Copy each line below that contains "this".
• • • • • • •
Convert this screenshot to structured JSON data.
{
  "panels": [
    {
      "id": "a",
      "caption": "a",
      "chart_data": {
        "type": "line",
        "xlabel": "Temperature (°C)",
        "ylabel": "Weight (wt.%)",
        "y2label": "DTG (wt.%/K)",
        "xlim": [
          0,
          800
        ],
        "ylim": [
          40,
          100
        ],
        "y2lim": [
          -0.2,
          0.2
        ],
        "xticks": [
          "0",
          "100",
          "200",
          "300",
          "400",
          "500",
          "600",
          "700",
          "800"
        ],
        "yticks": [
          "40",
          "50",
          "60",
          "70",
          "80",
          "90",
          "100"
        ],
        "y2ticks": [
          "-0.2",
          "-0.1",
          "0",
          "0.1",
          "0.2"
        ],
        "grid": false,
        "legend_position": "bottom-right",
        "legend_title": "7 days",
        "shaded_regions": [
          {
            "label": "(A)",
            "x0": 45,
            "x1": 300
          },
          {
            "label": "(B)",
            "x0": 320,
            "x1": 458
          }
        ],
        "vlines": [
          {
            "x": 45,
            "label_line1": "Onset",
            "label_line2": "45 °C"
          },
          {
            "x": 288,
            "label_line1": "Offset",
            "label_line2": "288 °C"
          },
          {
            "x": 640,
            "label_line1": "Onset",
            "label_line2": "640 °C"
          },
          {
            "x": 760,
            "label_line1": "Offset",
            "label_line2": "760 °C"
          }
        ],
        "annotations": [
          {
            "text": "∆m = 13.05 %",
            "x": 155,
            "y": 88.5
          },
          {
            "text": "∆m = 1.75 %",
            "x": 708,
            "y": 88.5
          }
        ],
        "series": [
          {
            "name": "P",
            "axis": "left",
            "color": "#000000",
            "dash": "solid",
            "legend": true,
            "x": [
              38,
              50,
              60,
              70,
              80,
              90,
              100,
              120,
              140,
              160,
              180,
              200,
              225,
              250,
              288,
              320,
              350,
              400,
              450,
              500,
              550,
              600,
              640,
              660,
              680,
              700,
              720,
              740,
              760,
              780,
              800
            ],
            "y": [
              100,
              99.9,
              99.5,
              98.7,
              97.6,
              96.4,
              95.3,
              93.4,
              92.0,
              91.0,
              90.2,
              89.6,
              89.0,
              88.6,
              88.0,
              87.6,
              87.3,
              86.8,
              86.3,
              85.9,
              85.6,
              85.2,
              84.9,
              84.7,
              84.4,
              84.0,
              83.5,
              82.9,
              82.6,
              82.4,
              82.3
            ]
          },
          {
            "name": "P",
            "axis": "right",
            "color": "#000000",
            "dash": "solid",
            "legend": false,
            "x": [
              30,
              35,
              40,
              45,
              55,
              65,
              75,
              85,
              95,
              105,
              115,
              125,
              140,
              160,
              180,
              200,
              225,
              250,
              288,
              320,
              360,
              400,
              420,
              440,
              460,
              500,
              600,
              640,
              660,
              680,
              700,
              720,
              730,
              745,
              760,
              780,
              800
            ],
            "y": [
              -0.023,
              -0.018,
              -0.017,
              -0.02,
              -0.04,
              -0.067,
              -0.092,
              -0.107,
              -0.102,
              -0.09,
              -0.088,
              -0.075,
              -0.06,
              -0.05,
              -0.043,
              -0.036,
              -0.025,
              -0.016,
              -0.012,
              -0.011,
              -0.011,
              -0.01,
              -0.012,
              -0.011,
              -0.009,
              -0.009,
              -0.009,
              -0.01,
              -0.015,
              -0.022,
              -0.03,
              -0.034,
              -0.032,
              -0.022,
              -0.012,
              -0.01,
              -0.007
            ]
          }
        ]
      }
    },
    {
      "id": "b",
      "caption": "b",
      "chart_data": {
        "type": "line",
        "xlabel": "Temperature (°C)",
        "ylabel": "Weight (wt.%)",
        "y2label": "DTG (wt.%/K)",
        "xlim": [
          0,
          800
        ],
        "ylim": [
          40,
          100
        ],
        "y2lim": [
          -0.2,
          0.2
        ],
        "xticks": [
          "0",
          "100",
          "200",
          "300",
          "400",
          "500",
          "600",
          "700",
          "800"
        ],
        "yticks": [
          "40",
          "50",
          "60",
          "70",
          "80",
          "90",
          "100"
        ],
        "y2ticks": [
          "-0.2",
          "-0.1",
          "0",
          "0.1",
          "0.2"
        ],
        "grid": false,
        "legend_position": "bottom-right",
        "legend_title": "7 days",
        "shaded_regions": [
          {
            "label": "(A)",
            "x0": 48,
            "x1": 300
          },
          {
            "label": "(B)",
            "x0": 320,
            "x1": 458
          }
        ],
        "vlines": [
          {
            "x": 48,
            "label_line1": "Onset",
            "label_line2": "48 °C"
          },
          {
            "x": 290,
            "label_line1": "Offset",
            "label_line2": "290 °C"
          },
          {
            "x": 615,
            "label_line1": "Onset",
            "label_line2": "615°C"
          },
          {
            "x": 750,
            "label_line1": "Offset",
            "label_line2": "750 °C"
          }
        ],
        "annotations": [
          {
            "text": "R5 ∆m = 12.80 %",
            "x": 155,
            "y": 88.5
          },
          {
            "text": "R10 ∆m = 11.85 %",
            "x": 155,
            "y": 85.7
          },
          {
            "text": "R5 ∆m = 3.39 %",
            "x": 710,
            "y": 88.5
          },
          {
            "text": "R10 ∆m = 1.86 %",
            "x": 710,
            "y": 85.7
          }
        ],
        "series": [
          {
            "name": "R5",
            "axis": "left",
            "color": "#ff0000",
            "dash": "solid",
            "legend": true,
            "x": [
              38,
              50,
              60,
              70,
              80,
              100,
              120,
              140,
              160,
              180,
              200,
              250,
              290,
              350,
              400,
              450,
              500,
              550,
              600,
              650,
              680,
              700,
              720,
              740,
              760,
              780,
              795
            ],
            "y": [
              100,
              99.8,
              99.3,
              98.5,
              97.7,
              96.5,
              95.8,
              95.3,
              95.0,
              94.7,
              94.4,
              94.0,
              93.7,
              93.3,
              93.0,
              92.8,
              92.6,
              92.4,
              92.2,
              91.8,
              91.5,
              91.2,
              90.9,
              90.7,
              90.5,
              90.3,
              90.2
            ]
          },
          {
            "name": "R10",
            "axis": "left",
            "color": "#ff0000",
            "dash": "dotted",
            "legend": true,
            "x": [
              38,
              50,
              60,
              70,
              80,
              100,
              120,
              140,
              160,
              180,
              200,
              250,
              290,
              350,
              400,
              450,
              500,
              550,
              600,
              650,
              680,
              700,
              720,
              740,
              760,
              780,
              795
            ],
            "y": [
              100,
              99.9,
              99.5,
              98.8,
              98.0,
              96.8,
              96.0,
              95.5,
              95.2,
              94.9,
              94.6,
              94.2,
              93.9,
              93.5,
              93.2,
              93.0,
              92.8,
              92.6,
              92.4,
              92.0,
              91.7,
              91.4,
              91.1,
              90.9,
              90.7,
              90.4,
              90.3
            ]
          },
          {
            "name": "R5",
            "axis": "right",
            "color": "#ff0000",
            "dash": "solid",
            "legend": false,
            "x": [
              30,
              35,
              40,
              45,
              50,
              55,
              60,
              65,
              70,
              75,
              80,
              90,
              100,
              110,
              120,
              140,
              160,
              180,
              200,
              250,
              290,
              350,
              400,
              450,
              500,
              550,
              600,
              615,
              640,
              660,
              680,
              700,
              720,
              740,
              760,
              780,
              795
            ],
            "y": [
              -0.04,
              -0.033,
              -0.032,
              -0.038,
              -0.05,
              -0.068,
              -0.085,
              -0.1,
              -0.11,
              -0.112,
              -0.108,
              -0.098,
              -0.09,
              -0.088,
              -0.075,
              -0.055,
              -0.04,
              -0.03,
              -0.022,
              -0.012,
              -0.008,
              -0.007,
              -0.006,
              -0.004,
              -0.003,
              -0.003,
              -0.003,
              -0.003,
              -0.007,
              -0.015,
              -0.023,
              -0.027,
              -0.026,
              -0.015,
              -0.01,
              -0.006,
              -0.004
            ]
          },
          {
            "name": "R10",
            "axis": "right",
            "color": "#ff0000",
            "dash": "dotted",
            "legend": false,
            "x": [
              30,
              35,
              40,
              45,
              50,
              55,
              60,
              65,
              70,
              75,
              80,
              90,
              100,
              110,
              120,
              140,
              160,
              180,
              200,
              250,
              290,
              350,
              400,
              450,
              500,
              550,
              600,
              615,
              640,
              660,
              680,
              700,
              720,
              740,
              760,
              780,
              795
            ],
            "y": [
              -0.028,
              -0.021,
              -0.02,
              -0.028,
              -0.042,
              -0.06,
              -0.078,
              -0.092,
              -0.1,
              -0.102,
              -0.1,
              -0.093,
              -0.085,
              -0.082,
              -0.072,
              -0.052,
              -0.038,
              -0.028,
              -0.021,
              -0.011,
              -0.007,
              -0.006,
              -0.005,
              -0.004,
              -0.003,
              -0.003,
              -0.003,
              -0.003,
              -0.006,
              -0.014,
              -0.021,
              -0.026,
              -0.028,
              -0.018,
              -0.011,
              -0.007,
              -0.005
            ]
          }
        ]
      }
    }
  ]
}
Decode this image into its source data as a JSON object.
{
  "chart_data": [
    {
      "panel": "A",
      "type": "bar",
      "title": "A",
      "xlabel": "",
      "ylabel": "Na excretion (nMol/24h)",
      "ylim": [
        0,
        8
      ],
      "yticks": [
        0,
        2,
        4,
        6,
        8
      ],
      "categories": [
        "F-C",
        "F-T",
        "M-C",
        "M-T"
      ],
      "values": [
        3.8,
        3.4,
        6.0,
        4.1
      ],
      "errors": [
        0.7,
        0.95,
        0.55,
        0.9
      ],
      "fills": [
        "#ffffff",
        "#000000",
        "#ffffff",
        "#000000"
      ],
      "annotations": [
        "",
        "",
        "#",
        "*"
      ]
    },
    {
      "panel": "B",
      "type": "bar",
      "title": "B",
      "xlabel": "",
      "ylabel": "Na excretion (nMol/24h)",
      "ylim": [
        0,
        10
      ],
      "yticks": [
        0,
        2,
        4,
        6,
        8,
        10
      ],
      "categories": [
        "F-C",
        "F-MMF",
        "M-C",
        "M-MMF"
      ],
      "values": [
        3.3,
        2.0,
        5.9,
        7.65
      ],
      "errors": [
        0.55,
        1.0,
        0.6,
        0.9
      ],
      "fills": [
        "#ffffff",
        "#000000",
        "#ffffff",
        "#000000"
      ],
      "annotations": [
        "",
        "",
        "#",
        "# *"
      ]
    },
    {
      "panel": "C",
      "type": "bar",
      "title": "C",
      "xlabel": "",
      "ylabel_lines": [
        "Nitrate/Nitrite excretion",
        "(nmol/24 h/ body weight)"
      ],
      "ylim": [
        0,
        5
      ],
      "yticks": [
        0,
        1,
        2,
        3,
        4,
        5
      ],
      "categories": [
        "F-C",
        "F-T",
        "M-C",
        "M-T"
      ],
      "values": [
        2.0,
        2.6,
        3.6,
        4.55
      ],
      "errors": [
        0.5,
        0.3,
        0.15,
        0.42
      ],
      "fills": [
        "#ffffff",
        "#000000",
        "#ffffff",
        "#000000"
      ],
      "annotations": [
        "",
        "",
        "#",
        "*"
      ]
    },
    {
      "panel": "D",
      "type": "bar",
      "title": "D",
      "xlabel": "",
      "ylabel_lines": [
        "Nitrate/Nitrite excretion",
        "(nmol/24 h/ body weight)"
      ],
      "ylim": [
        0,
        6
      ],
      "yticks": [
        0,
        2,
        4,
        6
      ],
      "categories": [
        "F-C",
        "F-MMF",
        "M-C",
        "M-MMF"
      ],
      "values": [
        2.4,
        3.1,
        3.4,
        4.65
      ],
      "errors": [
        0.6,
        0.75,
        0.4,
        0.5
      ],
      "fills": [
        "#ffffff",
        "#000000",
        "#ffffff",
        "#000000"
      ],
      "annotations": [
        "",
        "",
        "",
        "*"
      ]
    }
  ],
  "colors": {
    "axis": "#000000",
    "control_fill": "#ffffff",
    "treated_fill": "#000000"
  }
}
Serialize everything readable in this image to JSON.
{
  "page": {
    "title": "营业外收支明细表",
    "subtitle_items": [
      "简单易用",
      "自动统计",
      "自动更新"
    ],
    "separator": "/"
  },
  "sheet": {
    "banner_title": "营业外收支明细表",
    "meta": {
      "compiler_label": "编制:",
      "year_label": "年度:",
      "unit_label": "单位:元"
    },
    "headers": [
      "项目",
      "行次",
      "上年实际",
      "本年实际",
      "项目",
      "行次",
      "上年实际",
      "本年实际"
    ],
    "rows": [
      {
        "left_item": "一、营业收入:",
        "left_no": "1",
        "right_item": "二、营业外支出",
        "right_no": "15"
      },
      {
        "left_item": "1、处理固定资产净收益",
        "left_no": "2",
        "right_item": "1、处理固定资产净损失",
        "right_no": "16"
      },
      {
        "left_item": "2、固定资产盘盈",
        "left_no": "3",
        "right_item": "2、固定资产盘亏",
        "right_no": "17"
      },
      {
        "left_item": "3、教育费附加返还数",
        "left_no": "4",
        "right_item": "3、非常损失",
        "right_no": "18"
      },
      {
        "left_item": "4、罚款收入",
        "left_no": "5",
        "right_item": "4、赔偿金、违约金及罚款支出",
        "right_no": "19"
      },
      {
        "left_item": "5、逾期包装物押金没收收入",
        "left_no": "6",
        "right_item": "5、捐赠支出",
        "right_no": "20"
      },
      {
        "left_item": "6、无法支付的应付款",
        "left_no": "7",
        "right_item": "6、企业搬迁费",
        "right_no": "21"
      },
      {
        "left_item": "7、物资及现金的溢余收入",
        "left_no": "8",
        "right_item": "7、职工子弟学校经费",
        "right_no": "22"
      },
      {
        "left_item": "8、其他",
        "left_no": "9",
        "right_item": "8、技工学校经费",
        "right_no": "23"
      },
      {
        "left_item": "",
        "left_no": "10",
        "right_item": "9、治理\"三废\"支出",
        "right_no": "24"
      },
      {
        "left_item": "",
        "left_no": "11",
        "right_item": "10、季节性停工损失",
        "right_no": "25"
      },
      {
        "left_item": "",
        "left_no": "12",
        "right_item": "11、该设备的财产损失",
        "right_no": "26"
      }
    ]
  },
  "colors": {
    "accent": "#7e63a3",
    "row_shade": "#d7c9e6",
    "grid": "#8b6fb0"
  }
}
• • • • • • •
Answer below:
Convert this screenshot to structured JSON data.
Decode this image into its source data as a JSON object.
Serialize everything readable in this image to JSON.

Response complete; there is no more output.